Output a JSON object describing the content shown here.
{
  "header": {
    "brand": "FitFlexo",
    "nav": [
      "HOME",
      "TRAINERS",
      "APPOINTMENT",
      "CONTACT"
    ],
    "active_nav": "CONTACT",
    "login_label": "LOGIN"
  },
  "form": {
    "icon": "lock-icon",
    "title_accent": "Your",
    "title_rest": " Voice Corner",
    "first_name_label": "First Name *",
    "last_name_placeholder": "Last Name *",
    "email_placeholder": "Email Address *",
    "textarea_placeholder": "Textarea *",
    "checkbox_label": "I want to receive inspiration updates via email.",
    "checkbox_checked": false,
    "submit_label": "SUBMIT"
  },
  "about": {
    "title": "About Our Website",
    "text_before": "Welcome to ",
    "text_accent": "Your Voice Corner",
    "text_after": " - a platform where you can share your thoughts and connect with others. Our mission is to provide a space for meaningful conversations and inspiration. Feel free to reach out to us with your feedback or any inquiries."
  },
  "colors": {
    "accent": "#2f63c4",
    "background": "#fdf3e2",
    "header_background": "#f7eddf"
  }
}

┄┄┄┄┄┄┄┄┄┄┄┄┄┄┄┄┄┄┄┄

Take the lines above and print them exactly.

Output a JSON object describing the content shown here.
{
  "header": {
    "brand": "FitFlexo",
    "nav": [
      "HOME",
      "TRAINERS",
      "APPOINTMENT",
      "CONTACT"
    ],
    "active_nav": "CONTACT",
    "login_label": "LOGIN"
  },
  "form": {
    "icon": "lock-icon",
    "title_accent": "Your",
    "title_rest": " Voice Corner",
    "first_name_label": "First Name *",
    "last_name_placeholder": "Last Name *",
    "email_placeholder": "Email Address *",
    "textarea_placeholder": "Textarea *",
    "checkbox_label": "I want to receive inspiration updates via email.",
    "checkbox_checked": false,
    "submit_label": "SUBMIT"
  },
  "about": {
    "title": "About Our Website",
    "text_before": "Welcome to ",
    "text_accent": "Your Voice Corner",
    "text_after": " - a platform where you can share your thoughts and connect with others. Our mission is to provide a space for meaningful conversations and inspiration. Feel free to reach out to us with your feedback or any inquiries."
  },
  "colors": {
    "accent": "#2f63c4",
    "background": "#fdf3e2",
    "header_background": "#f7eddf"
  }
}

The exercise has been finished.